> _YOUR GOAL_: Update the lines from the first one through the line containing "- perf-metric: m_u: 1.00: [1363, 485, 1423, 499]" by changing "stor-capacity-box" to "storage-capacity-box". Leave everything else unchanged and give only those lines.

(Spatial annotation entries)

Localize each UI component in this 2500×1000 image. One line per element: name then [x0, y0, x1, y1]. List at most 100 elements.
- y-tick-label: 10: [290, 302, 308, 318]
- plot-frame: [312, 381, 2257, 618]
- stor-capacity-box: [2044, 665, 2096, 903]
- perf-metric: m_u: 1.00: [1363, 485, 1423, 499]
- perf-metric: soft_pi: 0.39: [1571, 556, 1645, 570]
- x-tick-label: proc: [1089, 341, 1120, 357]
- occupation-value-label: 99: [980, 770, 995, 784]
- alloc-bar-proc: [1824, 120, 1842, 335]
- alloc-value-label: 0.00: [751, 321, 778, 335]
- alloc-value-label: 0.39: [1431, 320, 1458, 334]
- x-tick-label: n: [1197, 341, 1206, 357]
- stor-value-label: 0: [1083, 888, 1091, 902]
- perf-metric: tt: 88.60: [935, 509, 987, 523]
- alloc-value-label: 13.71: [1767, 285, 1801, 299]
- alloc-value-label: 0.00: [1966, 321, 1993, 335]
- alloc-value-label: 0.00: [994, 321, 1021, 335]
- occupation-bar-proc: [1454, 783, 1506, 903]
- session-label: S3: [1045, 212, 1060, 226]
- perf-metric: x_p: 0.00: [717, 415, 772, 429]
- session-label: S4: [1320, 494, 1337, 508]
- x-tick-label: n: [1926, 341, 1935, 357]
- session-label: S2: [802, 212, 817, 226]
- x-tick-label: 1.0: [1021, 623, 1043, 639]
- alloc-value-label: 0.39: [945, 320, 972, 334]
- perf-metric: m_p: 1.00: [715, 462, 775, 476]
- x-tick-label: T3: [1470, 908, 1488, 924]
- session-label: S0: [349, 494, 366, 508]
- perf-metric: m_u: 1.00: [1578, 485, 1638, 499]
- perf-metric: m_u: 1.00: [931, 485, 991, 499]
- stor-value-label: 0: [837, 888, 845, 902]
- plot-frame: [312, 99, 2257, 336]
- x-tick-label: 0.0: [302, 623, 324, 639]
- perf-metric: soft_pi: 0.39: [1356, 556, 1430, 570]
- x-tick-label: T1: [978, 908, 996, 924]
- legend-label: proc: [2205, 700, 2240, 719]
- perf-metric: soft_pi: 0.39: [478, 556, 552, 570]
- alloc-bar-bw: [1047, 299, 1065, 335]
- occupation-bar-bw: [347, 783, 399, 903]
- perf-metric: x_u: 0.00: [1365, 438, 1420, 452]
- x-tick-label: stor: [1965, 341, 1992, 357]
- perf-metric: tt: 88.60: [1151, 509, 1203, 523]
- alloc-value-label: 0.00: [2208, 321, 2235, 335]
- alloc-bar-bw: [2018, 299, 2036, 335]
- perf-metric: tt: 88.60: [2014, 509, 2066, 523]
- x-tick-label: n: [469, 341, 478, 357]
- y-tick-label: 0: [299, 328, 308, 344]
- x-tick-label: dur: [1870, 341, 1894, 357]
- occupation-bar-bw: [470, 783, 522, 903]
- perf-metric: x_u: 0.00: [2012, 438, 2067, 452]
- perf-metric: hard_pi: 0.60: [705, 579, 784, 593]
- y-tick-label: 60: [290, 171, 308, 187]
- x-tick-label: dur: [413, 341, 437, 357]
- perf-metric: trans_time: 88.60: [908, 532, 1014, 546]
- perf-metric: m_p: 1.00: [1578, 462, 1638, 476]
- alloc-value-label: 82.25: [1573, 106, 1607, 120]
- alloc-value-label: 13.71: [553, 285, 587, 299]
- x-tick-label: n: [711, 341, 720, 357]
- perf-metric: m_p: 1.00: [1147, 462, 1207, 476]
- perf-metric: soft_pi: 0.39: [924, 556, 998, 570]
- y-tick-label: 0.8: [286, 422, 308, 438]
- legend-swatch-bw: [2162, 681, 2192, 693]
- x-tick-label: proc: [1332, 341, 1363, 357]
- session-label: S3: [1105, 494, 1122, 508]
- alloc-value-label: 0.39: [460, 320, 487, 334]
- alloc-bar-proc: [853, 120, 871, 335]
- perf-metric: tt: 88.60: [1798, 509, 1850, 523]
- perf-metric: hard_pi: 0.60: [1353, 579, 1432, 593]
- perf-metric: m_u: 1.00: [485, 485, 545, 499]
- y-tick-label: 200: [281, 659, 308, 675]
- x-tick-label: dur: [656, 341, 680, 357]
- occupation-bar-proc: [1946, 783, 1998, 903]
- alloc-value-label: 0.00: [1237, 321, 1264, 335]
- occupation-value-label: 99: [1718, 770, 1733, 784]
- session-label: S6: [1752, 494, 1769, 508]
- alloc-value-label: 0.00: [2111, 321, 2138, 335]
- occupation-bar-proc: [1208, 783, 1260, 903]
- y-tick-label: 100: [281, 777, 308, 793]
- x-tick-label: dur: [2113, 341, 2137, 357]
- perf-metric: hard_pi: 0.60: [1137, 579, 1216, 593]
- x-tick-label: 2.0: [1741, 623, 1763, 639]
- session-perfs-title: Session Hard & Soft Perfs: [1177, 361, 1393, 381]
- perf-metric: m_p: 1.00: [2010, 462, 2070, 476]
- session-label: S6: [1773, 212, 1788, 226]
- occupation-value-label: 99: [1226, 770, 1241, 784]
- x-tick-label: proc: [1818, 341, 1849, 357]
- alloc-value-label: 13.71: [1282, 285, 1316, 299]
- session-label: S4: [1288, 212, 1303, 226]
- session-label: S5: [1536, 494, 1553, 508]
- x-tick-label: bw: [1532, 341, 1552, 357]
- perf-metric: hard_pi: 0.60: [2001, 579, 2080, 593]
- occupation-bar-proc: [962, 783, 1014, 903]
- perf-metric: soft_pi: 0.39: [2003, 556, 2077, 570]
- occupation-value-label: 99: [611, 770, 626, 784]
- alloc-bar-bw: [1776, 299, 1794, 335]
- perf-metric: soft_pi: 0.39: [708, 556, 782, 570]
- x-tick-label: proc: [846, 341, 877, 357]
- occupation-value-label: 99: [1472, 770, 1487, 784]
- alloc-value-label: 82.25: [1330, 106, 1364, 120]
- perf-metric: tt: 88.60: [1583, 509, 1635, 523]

> _FINAL ANSWER_:
Localize each UI component in this 2500×1000 image. One line per element: name then [x0, y0, x1, y1]. List at most 100 elements.
- y-tick-label: 10: [290, 302, 308, 318]
- plot-frame: [312, 381, 2257, 618]
- storage-capacity-box: [2044, 665, 2096, 903]
- perf-metric: m_u: 1.00: [1363, 485, 1423, 499]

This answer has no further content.